Go through the records below line by line, counting those that contain the word "this"; answer with the count only.

──────────

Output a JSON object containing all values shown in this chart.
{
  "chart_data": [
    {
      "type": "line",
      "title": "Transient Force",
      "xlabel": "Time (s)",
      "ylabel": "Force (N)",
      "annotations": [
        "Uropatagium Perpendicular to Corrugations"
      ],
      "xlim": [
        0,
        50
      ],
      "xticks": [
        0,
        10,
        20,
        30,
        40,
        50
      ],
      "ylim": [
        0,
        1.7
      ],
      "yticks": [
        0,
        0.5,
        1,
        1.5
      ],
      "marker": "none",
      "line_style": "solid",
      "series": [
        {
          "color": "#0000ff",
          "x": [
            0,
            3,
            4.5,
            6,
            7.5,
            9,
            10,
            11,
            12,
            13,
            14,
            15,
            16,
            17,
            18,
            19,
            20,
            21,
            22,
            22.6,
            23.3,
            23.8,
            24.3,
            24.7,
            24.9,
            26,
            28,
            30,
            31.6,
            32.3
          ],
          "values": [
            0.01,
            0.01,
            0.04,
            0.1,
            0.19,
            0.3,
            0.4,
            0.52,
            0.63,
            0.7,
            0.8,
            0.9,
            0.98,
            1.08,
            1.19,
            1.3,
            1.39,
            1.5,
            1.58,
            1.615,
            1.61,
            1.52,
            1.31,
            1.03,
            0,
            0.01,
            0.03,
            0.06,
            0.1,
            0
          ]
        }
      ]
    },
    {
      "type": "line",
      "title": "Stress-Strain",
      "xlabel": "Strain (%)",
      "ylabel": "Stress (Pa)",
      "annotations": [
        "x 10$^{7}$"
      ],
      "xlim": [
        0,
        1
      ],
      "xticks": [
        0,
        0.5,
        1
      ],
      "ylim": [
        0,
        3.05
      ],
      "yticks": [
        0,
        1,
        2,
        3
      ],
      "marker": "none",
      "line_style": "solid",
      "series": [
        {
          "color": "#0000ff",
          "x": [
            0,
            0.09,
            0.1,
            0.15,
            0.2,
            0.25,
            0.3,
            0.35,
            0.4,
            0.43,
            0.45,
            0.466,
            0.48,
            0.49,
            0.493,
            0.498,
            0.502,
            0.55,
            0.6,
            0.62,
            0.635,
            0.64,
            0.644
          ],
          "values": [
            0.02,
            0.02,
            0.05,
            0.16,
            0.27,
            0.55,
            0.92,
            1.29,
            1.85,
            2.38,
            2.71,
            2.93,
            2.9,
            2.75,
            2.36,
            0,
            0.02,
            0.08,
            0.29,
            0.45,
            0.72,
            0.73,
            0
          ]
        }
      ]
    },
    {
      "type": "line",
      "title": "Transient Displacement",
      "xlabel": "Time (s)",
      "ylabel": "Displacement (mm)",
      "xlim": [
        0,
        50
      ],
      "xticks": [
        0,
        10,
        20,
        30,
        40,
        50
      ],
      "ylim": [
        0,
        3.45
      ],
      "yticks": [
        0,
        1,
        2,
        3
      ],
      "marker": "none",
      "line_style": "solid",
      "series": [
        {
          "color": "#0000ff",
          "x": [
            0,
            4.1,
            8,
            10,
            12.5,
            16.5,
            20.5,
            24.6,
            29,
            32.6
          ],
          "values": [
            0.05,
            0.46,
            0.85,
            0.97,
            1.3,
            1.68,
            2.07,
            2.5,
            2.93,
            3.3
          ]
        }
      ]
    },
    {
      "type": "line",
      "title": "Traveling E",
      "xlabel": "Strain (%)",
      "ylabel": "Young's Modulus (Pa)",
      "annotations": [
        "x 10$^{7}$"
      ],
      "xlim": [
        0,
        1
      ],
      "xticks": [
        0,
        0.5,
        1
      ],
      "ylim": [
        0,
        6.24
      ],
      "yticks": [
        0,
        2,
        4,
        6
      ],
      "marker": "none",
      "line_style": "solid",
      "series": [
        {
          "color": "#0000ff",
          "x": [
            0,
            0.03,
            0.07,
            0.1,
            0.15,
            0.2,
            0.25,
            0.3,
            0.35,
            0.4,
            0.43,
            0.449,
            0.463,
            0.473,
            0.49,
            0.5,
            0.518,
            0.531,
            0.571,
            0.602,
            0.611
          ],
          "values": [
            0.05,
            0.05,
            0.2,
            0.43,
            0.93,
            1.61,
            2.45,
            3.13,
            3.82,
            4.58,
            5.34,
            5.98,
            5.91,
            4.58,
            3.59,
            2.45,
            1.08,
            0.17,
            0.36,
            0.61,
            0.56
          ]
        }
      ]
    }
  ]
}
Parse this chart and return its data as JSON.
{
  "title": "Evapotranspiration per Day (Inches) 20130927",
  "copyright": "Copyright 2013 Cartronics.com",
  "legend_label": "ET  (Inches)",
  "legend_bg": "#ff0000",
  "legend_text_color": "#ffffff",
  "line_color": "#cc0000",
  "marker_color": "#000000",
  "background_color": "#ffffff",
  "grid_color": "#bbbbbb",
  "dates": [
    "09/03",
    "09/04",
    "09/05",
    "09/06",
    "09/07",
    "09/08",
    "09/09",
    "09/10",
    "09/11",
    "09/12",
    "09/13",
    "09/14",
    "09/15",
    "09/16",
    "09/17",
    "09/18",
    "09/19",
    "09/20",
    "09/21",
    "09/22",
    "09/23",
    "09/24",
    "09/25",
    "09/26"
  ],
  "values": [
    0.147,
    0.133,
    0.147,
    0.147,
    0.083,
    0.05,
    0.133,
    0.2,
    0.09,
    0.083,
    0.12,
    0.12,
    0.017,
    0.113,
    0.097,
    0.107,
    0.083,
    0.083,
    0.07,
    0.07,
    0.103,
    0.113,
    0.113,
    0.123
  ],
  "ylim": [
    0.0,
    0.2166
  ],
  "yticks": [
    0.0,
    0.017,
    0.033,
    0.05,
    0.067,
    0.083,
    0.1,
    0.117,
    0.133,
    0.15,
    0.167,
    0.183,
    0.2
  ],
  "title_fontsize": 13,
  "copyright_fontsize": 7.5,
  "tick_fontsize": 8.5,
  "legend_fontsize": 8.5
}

──────────

Complete output
2